Only the pictures are to be left out; set down the rest of the records exactly.

** BEGIN Exercise materials **

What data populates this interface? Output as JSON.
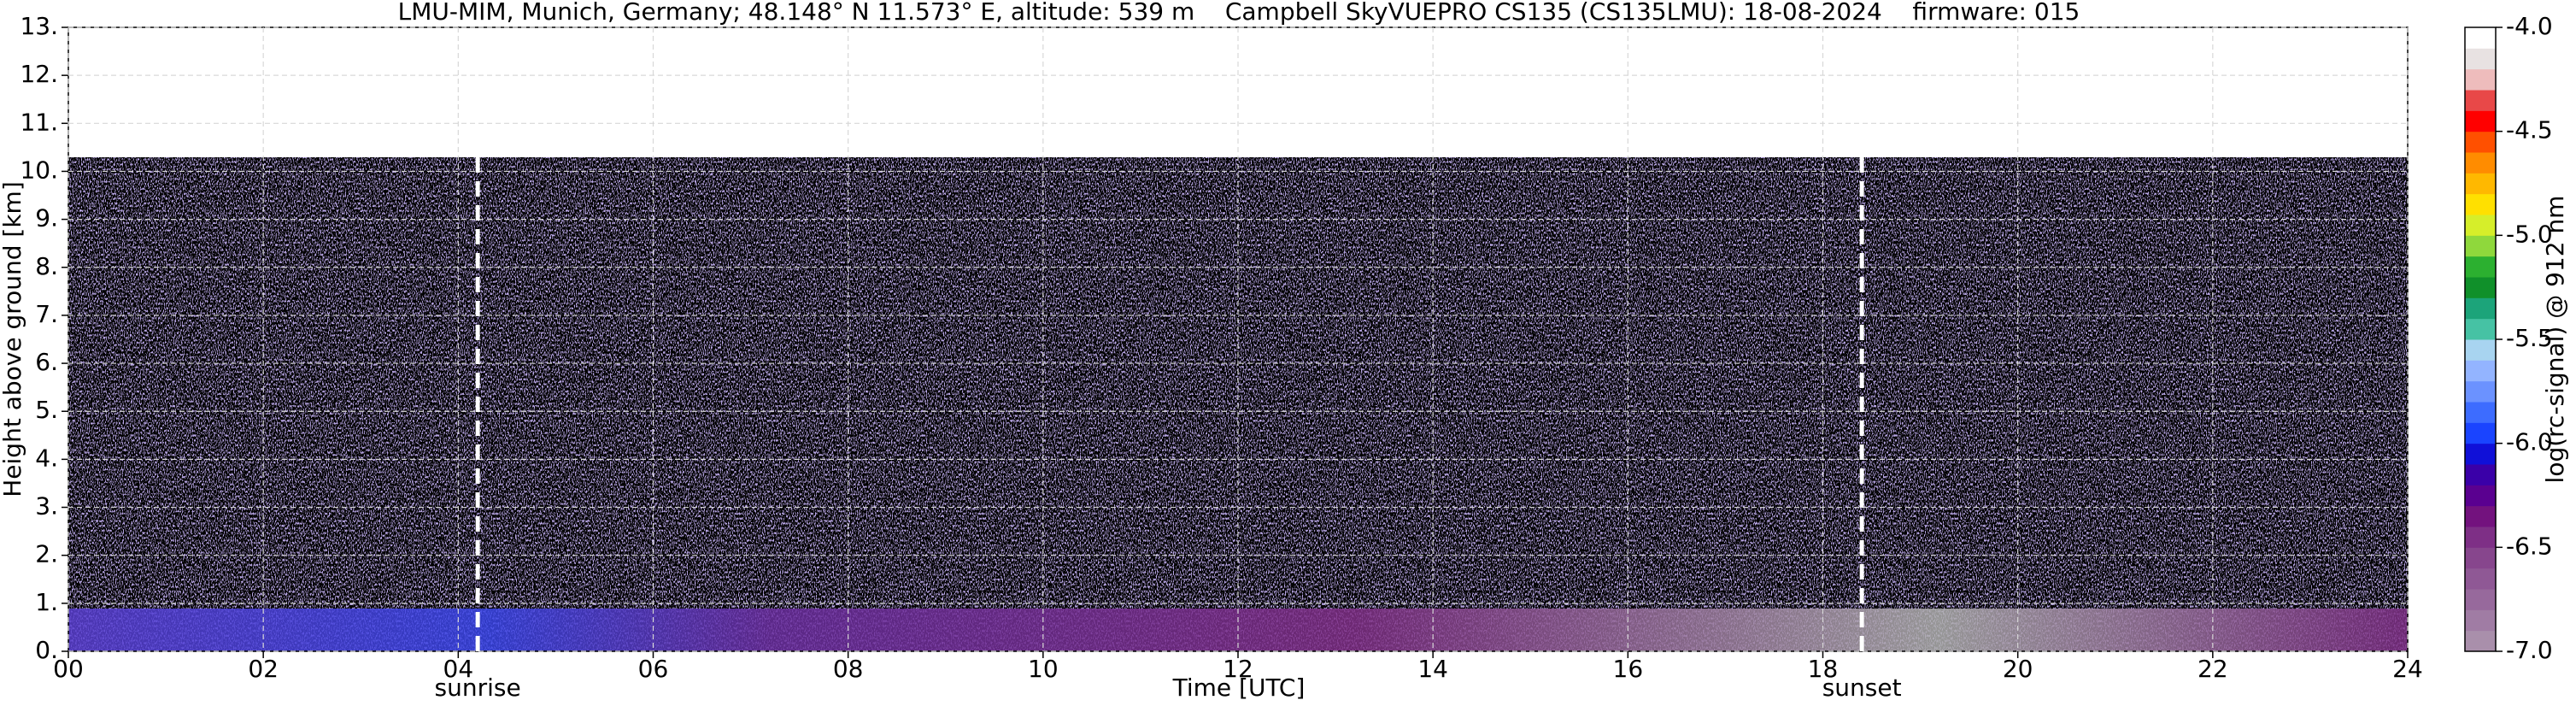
{
  "chart_data": {
    "type": "heatmap",
    "title": "LMU-MIM, Munich, Germany; 48.148° N 11.573° E, altitude: 539 m    Campbell SkyVUEPRO CS135 (CS135LMU): 18-08-2024    firmware: 015",
    "xlabel": "Time [UTC]",
    "ylabel": "Height above ground [km]",
    "xlim": [
      0,
      24
    ],
    "xticks": [
      {
        "value": 0,
        "label": "00"
      },
      {
        "value": 2,
        "label": "02"
      },
      {
        "value": 4,
        "label": "04"
      },
      {
        "value": 6,
        "label": "06"
      },
      {
        "value": 8,
        "label": "08"
      },
      10,
      12,
      14,
      16,
      18,
      20,
      22,
      24
    ],
    "ylim": [
      0,
      13
    ],
    "yticks": [
      {
        "value": 0,
        "label": "0."
      },
      {
        "value": 1,
        "label": "1."
      },
      {
        "value": 2,
        "label": "2."
      },
      {
        "value": 3,
        "label": "3."
      },
      {
        "value": 4,
        "label": "4."
      },
      {
        "value": 5,
        "label": "5."
      },
      {
        "value": 6,
        "label": "6."
      },
      {
        "value": 7,
        "label": "7."
      },
      {
        "value": 8,
        "label": "8."
      },
      {
        "value": 9,
        "label": "9."
      },
      {
        "value": 10,
        "label": "10."
      },
      {
        "value": 11,
        "label": "11."
      },
      {
        "value": 12,
        "label": "12."
      },
      {
        "value": 13,
        "label": "13."
      }
    ],
    "grid": true,
    "annotations": [
      {
        "text": "sunrise",
        "x": 4.2
      },
      {
        "text": "sunset",
        "x": 18.4
      }
    ],
    "colorbar": {
      "label": "log(rc-signal) @ 912 nm",
      "clim": [
        -7,
        -4
      ],
      "ticks": [
        {
          "value": -4,
          "label": "-4.0"
        },
        {
          "value": -4.5,
          "label": "-4.5"
        },
        {
          "value": -5,
          "label": "-5.0"
        },
        {
          "value": -5.5,
          "label": "-5.5"
        },
        {
          "value": -6,
          "label": "-6.0"
        },
        {
          "value": -6.5,
          "label": "-6.5"
        },
        {
          "value": -7,
          "label": "-7.0"
        }
      ],
      "colors": [
        "#a98fab",
        "#a07ca4",
        "#97699c",
        "#8f5895",
        "#87468d",
        "#7e2f86",
        "#73127e",
        "#5a0090",
        "#3a00a8",
        "#1010d8",
        "#1a44ff",
        "#3d6cff",
        "#6b92ff",
        "#93b4ff",
        "#a8d4f0",
        "#46c2a4",
        "#1ca47a",
        "#10902a",
        "#2cb030",
        "#8fd83c",
        "#d6ee2a",
        "#ffe000",
        "#ffb800",
        "#ff8c00",
        "#ff5000",
        "#ff0000",
        "#e84848",
        "#eebcbc",
        "#e8e2e2",
        "#ffffff"
      ]
    }
  }
}
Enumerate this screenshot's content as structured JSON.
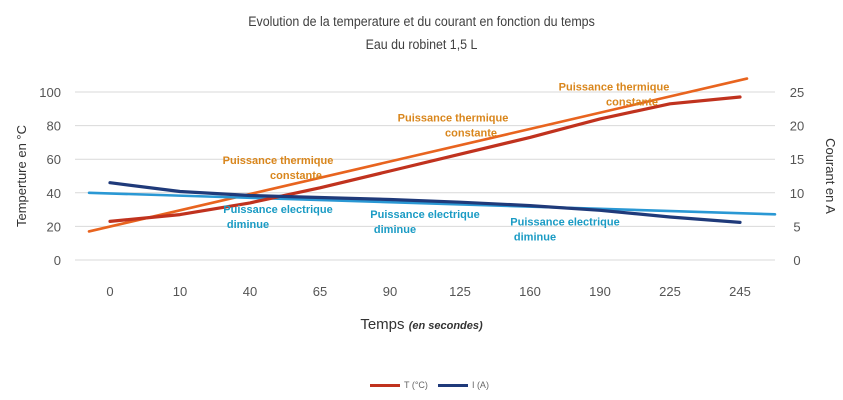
{
  "chart_data": {
    "type": "line",
    "title": "Evolution de la temperature et du courant en fonction du temps",
    "subtitle": "Eau du robinet 1,5 L",
    "xlabel": "Temps",
    "xlabel_unit": "(en secondes)",
    "ylabel": "Temperture en °C",
    "y2label": "Courant en A",
    "categories": [
      "0",
      "10",
      "40",
      "65",
      "90",
      "125",
      "160",
      "190",
      "225",
      "245"
    ],
    "ylim": [
      0,
      100
    ],
    "yticks": [
      0,
      20,
      40,
      60,
      80,
      100
    ],
    "y2lim": [
      0,
      25
    ],
    "y2ticks": [
      0,
      5,
      10,
      15,
      20,
      25
    ],
    "grid": true,
    "legend_position": "bottom",
    "series": [
      {
        "name": "T (°C)",
        "axis": "left",
        "color": "#c0321e",
        "values": [
          23,
          27,
          34,
          43,
          53,
          63,
          73,
          84,
          93,
          97
        ]
      },
      {
        "name": "I (A)",
        "axis": "right",
        "color": "#1f3a7a",
        "values": [
          11.5,
          10.2,
          9.6,
          9.3,
          9.0,
          8.6,
          8.1,
          7.4,
          6.4,
          5.6
        ]
      }
    ],
    "trendlines": [
      {
        "of": "T (°C)",
        "axis": "left",
        "color": "#e8641f",
        "from": [
          -0.3,
          17
        ],
        "to": [
          9.1,
          108
        ]
      },
      {
        "of": "I (A)",
        "axis": "right",
        "color": "#2a98d4",
        "from": [
          -0.3,
          10.0
        ],
        "to": [
          9.5,
          6.8
        ]
      }
    ],
    "annotations": [
      {
        "lines": [
          "Puissance thermique",
          "constante"
        ],
        "style": "orange",
        "x": 2.4,
        "y": 57
      },
      {
        "lines": [
          "Puissance thermique",
          "constante"
        ],
        "style": "orange",
        "x": 4.9,
        "y": 82.5
      },
      {
        "lines": [
          "Puissance thermique",
          "constante"
        ],
        "style": "orange",
        "x": 7.2,
        "y": 101
      },
      {
        "lines": [
          "Puissance electrique",
          "diminue"
        ],
        "style": "blue",
        "x": 2.4,
        "y": 28
      },
      {
        "lines": [
          "Puissance electrique",
          "diminue"
        ],
        "style": "blue",
        "x": 4.5,
        "y": 25
      },
      {
        "lines": [
          "Puissance electrique",
          "diminue"
        ],
        "style": "blue",
        "x": 6.5,
        "y": 20.5
      }
    ]
  }
}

** END Exercise materials **

> _Task answer_:
What data populates this interface? Output as JSON.
{
  "chart_data": {
    "type": "heatmap",
    "title": "LMU-MIM, Munich, Germany; 48.148° N 11.573° E, altitude: 539 m    Campbell SkyVUEPRO CS135 (CS135LMU): 18-08-2024    firmware: 015",
    "xlabel": "Time [UTC]",
    "ylabel": "Height above ground [km]",
    "xlim": [
      0,
      24
    ],
    "xticks": [
      {
        "value": 0,
        "label": "00"
      },
      {
        "value": 2,
        "label": "02"
      },
      {
        "value": 4,
        "label": "04"
      },
      {
        "value": 6,
        "label": "06"
      },
      {
        "value": 8,
        "label": "08"
      },
      10,
      12,
      14,
      16,
      18,
      20,
      22,
      24
    ],
    "ylim": [
      0,
      13
    ],
    "yticks": [
      {
        "value": 0,
        "label": "0."
      },
      {
        "value": 1,
        "label": "1."
      },
      {
        "value": 2,
        "label": "2."
      },
      {
        "value": 3,
        "label": "3."
      },
      {
        "value": 4,
        "label": "4."
      },
      {
        "value": 5,
        "label": "5."
      },
      {
        "value": 6,
        "label": "6."
      },
      {
        "value": 7,
        "label": "7."
      },
      {
        "value": 8,
        "label": "8."
      },
      {
        "value": 9,
        "label": "9."
      },
      {
        "value": 10,
        "label": "10."
      },
      {
        "value": 11,
        "label": "11."
      },
      {
        "value": 12,
        "label": "12."
      },
      {
        "value": 13,
        "label": "13."
      }
    ],
    "grid": true,
    "annotations": [
      {
        "text": "sunrise",
        "x": 4.2
      },
      {
        "text": "sunset",
        "x": 18.4
      }
    ],
    "colorbar": {
      "label": "log(rc-signal) @ 912 nm",
      "clim": [
        -7,
        -4
      ],
      "ticks": [
        {
          "value": -4,
          "label": "-4.0"
        },
        {
          "value": -4.5,
          "label": "-4.5"
        },
        {
          "value": -5,
          "label": "-5.0"
        },
        {
          "value": -5.5,
          "label": "-5.5"
        },
        {
          "value": -6,
          "label": "-6.0"
        },
        {
          "value": -6.5,
          "label": "-6.5"
        },
        {
          "value": -7,
          "label": "-7.0"
        }
      ],
      "colors": [
        "#a98fab",
        "#a07ca4",
        "#97699c",
        "#8f5895",
        "#87468d",
        "#7e2f86",
        "#73127e",
        "#5a0090",
        "#3a00a8",
        "#1010d8",
        "#1a44ff",
        "#3d6cff",
        "#6b92ff",
        "#93b4ff",
        "#a8d4f0",
        "#46c2a4",
        "#1ca47a",
        "#10902a",
        "#2cb030",
        "#8fd83c",
        "#d6ee2a",
        "#ffe000",
        "#ffb800",
        "#ff8c00",
        "#ff5000",
        "#ff0000",
        "#e84848",
        "#eebcbc",
        "#e8e2e2",
        "#ffffff"
      ]
    }
  }
}
Enumerate this screenshot's content as structured JSON.
{
  "chart_data": {
    "type": "line",
    "title": "Evolution de la temperature et du courant en fonction du temps",
    "subtitle": "Eau du robinet 1,5 L",
    "xlabel": "Temps",
    "xlabel_unit": "(en secondes)",
    "ylabel": "Temperture en °C",
    "y2label": "Courant en A",
    "categories": [
      "0",
      "10",
      "40",
      "65",
      "90",
      "125",
      "160",
      "190",
      "225",
      "245"
    ],
    "ylim": [
      0,
      100
    ],
    "yticks": [
      0,
      20,
      40,
      60,
      80,
      100
    ],
    "y2lim": [
      0,
      25
    ],
    "y2ticks": [
      0,
      5,
      10,
      15,
      20,
      25
    ],
    "grid": true,
    "legend_position": "bottom",
    "series": [
      {
        "name": "T (°C)",
        "axis": "left",
        "color": "#c0321e",
        "values": [
          23,
          27,
          34,
          43,
          53,
          63,
          73,
          84,
          93,
          97
        ]
      },
      {
        "name": "I (A)",
        "axis": "right",
        "color": "#1f3a7a",
        "values": [
          11.5,
          10.2,
          9.6,
          9.3,
          9.0,
          8.6,
          8.1,
          7.4,
          6.4,
          5.6
        ]
      }
    ],
    "trendlines": [
      {
        "of": "T (°C)",
        "axis": "left",
        "color": "#e8641f",
        "from": [
          -0.3,
          17
        ],
        "to": [
          9.1,
          108
        ]
      },
      {
        "of": "I (A)",
        "axis": "right",
        "color": "#2a98d4",
        "from": [
          -0.3,
          10.0
        ],
        "to": [
          9.5,
          6.8
        ]
      }
    ],
    "annotations": [
      {
        "lines": [
          "Puissance thermique",
          "constante"
        ],
        "style": "orange",
        "x": 2.4,
        "y": 57
      },
      {
        "lines": [
          "Puissance thermique",
          "constante"
        ],
        "style": "orange",
        "x": 4.9,
        "y": 82.5
      },
      {
        "lines": [
          "Puissance thermique",
          "constante"
        ],
        "style": "orange",
        "x": 7.2,
        "y": 101
      },
      {
        "lines": [
          "Puissance electrique",
          "diminue"
        ],
        "style": "blue",
        "x": 2.4,
        "y": 28
      },
      {
        "lines": [
          "Puissance electrique",
          "diminue"
        ],
        "style": "blue",
        "x": 4.5,
        "y": 25
      },
      {
        "lines": [
          "Puissance electrique",
          "diminue"
        ],
        "style": "blue",
        "x": 6.5,
        "y": 20.5
      }
    ]
  }
}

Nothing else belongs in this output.